_SHORT TASK_: Every line in the listing is to be echoed verbatim.

_ENTRIES SUPPLIED_:
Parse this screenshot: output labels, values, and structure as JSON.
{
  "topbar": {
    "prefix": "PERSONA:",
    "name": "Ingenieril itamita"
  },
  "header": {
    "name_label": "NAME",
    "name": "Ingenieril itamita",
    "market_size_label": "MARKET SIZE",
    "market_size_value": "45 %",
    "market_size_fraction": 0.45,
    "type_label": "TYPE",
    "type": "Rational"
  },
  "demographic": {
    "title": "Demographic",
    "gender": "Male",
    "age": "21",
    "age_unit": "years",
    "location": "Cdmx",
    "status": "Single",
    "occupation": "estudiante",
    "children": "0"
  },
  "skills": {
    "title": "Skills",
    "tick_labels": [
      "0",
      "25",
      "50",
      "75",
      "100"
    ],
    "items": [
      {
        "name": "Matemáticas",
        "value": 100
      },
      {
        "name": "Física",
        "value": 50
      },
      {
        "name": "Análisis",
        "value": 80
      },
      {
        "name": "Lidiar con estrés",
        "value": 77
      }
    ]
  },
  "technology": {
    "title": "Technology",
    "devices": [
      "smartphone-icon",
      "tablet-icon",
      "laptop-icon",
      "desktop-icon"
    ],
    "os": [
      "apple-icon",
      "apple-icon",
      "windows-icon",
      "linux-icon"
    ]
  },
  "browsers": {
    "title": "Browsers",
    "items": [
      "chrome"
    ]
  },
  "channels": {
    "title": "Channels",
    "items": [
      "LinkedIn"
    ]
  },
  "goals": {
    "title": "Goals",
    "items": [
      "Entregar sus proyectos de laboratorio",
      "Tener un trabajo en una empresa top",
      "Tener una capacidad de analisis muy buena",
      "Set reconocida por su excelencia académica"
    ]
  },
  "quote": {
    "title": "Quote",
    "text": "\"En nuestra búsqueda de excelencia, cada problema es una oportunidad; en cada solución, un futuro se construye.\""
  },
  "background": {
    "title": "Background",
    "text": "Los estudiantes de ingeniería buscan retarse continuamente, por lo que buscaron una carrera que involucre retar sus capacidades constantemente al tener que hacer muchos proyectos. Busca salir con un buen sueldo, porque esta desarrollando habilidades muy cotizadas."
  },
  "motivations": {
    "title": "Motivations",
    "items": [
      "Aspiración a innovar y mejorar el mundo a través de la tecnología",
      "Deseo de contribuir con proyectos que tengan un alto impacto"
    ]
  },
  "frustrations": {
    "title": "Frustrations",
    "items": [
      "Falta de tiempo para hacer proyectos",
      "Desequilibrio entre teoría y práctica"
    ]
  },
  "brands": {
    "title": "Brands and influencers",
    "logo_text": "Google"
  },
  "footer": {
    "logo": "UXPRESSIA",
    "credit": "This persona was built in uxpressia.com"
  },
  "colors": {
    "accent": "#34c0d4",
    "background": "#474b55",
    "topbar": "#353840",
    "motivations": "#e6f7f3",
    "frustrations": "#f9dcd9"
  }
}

_REPLY TO THE EXERCISE_:
Parse this screenshot: output labels, values, and structure as JSON.
{
  "topbar": {
    "prefix": "PERSONA:",
    "name": "Ingenieril itamita"
  },
  "header": {
    "name_label": "NAME",
    "name": "Ingenieril itamita",
    "market_size_label": "MARKET SIZE",
    "market_size_value": "45 %",
    "market_size_fraction": 0.45,
    "type_label": "TYPE",
    "type": "Rational"
  },
  "demographic": {
    "title": "Demographic",
    "gender": "Male",
    "age": "21",
    "age_unit": "years",
    "location": "Cdmx",
    "status": "Single",
    "occupation": "estudiante",
    "children": "0"
  },
  "skills": {
    "title": "Skills",
    "tick_labels": [
      "0",
      "25",
      "50",
      "75",
      "100"
    ],
    "items": [
      {
        "name": "Matemáticas",
        "value": 100
      },
      {
        "name": "Física",
        "value": 50
      },
      {
        "name": "Análisis",
        "value": 80
      },
      {
        "name": "Lidiar con estrés",
        "value": 77
      }
    ]
  },
  "technology": {
    "title": "Technology",
    "devices": [
      "smartphone-icon",
      "tablet-icon",
      "laptop-icon",
      "desktop-icon"
    ],
    "os": [
      "apple-icon",
      "apple-icon",
      "windows-icon",
      "linux-icon"
    ]
  },
  "browsers": {
    "title": "Browsers",
    "items": [
      "chrome"
    ]
  },
  "channels": {
    "title": "Channels",
    "items": [
      "LinkedIn"
    ]
  },
  "goals": {
    "title": "Goals",
    "items": [
      "Entregar sus proyectos de laboratorio",
      "Tener un trabajo en una empresa top",
      "Tener una capacidad de analisis muy buena",
      "Set reconocida por su excelencia académica"
    ]
  },
  "quote": {
    "title": "Quote",
    "text": "\"En nuestra búsqueda de excelencia, cada problema es una oportunidad; en cada solución, un futuro se construye.\""
  },
  "background": {
    "title": "Background",
    "text": "Los estudiantes de ingeniería buscan retarse continuamente, por lo que buscaron una carrera que involucre retar sus capacidades constantemente al tener que hacer muchos proyectos. Busca salir con un buen sueldo, porque esta desarrollando habilidades muy cotizadas."
  },
  "motivations": {
    "title": "Motivations",
    "items": [
      "Aspiración a innovar y mejorar el mundo a través de la tecnología",
      "Deseo de contribuir con proyectos que tengan un alto impacto"
    ]
  },
  "frustrations": {
    "title": "Frustrations",
    "items": [
      "Falta de tiempo para hacer proyectos",
      "Desequilibrio entre teoría y práctica"
    ]
  },
  "brands": {
    "title": "Brands and influencers",
    "logo_text": "Google"
  },
  "footer": {
    "logo": "UXPRESSIA",
    "credit": "This persona was built in uxpressia.com"
  },
  "colors": {
    "accent": "#34c0d4",
    "background": "#474b55",
    "topbar": "#353840",
    "motivations": "#e6f7f3",
    "frustrations": "#f9dcd9"
  }
}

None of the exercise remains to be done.